Locate all lines in the data below that hold "教材分析" and show them.
▽
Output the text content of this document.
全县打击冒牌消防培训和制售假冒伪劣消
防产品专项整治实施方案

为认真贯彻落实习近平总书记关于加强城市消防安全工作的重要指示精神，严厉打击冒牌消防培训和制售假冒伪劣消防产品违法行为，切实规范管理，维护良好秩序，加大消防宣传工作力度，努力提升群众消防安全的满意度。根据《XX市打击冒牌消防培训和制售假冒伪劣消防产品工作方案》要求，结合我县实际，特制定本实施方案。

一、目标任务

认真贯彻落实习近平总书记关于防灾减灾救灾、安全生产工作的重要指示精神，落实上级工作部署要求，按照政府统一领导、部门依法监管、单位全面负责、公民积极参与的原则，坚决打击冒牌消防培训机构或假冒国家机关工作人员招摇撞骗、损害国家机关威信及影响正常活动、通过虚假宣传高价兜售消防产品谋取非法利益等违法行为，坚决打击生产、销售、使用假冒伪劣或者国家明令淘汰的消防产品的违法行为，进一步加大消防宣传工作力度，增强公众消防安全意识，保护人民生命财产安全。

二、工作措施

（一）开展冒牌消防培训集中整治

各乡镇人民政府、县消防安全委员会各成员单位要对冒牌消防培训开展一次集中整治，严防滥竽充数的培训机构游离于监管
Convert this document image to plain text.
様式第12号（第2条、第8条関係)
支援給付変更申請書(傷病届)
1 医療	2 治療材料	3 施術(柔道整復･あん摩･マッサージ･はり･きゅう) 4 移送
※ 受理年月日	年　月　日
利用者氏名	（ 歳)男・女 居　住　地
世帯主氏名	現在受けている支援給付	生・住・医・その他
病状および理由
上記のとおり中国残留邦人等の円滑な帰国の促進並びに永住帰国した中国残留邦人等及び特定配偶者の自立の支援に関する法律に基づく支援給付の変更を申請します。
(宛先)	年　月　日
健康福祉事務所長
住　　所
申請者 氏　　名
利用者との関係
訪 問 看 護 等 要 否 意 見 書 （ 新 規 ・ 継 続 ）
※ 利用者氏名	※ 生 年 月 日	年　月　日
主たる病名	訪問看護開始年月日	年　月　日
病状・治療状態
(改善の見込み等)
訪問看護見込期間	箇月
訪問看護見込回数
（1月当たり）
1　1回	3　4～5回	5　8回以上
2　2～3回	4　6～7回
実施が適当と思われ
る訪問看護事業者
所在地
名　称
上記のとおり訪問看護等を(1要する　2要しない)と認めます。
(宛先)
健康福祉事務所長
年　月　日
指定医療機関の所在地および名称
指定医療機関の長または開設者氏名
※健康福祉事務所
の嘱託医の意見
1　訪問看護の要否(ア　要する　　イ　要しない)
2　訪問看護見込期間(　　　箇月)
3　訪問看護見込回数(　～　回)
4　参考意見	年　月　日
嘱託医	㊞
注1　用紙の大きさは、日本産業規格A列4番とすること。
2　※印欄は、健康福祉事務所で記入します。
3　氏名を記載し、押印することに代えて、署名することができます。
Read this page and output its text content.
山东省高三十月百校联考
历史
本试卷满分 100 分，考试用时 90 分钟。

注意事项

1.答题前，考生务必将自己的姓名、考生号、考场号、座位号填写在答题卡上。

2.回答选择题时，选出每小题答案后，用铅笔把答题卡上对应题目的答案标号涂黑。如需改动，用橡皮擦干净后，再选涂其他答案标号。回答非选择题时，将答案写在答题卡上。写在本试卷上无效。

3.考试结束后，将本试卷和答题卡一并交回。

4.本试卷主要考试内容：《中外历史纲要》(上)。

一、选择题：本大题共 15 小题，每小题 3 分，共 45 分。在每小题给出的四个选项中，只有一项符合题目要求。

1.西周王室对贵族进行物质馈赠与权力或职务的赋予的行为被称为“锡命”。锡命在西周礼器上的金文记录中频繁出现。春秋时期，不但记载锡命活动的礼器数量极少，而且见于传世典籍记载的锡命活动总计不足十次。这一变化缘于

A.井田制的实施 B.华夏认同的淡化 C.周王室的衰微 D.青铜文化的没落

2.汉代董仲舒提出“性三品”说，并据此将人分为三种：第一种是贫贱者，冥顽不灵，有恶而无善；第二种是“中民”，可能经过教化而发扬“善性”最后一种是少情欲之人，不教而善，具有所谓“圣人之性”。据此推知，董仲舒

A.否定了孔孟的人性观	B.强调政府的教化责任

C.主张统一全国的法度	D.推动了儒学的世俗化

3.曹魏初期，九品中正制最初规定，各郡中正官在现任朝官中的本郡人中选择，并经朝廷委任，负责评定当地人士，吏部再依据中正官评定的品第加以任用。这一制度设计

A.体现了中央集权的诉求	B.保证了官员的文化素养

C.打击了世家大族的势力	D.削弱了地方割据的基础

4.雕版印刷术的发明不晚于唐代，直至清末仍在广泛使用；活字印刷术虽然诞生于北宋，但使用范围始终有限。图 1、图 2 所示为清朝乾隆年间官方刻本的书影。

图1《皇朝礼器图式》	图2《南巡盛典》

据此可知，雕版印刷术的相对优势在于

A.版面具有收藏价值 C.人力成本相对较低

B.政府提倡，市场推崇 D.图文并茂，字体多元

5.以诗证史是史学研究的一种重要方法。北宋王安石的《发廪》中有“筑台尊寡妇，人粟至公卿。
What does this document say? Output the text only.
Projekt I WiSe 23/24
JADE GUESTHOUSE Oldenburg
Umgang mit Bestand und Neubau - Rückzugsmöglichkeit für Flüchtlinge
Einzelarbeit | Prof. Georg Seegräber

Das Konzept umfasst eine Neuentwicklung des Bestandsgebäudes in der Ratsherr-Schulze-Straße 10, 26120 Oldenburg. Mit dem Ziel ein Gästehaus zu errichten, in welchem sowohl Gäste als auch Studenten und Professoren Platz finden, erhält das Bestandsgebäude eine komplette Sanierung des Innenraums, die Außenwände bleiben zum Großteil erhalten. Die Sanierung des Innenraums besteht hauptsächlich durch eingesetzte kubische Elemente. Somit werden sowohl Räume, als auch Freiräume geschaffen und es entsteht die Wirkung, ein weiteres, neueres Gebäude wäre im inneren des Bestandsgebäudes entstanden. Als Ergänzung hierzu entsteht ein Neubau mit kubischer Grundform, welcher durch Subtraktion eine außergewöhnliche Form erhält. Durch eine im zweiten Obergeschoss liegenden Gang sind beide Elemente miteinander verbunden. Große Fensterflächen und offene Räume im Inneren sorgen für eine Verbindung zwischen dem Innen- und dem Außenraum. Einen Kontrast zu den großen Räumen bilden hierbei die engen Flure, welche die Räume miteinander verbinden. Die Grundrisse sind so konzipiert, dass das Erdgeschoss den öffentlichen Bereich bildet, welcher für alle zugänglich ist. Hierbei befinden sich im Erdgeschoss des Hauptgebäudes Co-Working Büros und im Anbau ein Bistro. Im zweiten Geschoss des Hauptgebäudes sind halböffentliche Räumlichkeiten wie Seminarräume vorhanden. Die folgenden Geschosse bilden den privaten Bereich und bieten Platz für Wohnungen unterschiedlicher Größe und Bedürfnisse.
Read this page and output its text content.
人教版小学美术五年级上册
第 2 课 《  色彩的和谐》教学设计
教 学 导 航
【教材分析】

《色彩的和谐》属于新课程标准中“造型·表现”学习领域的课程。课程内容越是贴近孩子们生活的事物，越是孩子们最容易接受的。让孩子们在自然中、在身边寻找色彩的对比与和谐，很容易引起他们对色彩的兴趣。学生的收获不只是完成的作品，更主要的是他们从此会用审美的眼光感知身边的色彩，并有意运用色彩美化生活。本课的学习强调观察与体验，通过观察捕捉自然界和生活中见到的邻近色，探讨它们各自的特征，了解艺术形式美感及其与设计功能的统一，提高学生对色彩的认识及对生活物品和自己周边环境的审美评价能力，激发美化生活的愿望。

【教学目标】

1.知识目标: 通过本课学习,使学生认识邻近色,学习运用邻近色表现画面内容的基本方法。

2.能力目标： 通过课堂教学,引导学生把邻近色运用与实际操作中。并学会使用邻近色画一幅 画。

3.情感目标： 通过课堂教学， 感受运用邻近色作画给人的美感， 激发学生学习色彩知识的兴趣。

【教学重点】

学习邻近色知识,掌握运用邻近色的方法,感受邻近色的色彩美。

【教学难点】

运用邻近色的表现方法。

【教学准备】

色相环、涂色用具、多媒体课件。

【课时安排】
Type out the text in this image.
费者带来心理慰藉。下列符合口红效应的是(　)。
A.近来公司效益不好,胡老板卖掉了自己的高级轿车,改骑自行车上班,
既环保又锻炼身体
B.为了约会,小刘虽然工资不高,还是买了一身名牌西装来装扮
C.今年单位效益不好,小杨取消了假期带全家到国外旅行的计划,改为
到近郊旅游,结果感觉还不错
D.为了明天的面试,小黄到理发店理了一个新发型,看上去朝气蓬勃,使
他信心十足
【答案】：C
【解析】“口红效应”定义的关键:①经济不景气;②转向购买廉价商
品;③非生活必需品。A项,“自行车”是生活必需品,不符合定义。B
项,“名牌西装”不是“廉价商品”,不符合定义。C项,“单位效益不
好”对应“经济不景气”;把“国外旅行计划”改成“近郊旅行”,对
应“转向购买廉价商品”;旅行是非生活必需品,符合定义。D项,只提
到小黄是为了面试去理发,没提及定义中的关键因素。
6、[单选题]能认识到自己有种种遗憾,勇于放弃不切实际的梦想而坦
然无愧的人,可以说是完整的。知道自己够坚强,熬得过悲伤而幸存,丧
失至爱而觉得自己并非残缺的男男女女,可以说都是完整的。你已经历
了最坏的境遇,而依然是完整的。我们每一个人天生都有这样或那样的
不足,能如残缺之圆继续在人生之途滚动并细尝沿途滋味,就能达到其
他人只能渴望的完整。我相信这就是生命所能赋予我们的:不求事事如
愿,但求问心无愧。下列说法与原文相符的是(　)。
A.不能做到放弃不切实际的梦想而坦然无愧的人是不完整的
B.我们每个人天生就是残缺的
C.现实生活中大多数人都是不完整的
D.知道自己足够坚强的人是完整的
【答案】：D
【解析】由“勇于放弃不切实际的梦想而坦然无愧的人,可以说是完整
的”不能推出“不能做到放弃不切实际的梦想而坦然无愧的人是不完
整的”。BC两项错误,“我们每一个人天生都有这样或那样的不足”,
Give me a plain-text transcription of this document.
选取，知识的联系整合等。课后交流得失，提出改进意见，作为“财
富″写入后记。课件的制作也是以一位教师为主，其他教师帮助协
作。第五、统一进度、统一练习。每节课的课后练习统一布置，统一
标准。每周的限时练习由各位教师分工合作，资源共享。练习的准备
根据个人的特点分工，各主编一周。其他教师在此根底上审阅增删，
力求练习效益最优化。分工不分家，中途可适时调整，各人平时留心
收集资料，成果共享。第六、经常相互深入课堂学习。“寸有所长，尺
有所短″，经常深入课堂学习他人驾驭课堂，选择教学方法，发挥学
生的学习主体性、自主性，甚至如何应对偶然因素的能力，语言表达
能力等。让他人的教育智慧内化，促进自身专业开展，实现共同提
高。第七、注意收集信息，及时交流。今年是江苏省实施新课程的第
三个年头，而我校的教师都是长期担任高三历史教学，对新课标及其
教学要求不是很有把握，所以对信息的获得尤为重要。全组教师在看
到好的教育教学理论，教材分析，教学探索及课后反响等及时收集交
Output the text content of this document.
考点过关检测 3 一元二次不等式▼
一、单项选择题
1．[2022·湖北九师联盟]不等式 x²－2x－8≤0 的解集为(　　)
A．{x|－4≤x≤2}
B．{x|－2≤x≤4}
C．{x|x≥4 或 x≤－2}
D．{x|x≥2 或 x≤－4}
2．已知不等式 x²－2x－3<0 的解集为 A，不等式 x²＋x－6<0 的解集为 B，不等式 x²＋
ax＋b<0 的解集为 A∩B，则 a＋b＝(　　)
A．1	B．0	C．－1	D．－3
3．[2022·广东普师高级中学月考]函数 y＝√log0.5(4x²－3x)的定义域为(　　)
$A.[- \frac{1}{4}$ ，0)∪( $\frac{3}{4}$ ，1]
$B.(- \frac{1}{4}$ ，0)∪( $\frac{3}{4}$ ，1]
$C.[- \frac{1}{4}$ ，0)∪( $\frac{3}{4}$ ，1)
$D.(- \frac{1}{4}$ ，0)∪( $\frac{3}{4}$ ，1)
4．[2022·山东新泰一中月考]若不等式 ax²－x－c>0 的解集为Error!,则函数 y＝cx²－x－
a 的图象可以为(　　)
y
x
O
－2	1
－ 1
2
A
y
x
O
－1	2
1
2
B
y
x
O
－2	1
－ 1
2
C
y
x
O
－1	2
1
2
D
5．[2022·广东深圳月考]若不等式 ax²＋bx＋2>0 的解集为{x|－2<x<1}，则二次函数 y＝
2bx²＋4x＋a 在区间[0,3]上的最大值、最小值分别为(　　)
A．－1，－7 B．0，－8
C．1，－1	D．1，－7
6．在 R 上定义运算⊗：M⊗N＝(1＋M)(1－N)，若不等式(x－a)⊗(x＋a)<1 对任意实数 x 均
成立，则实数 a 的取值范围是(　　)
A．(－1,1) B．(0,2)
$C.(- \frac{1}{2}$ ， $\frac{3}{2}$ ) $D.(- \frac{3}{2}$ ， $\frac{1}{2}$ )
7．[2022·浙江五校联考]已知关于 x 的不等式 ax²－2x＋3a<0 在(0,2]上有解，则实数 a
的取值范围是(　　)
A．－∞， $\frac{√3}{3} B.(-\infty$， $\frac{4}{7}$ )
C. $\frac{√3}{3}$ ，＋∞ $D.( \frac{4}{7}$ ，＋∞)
△
• Result of this task:
【教材分析】
到好的教育教学理论，教材分析，教学探索及课后反响等及时收集交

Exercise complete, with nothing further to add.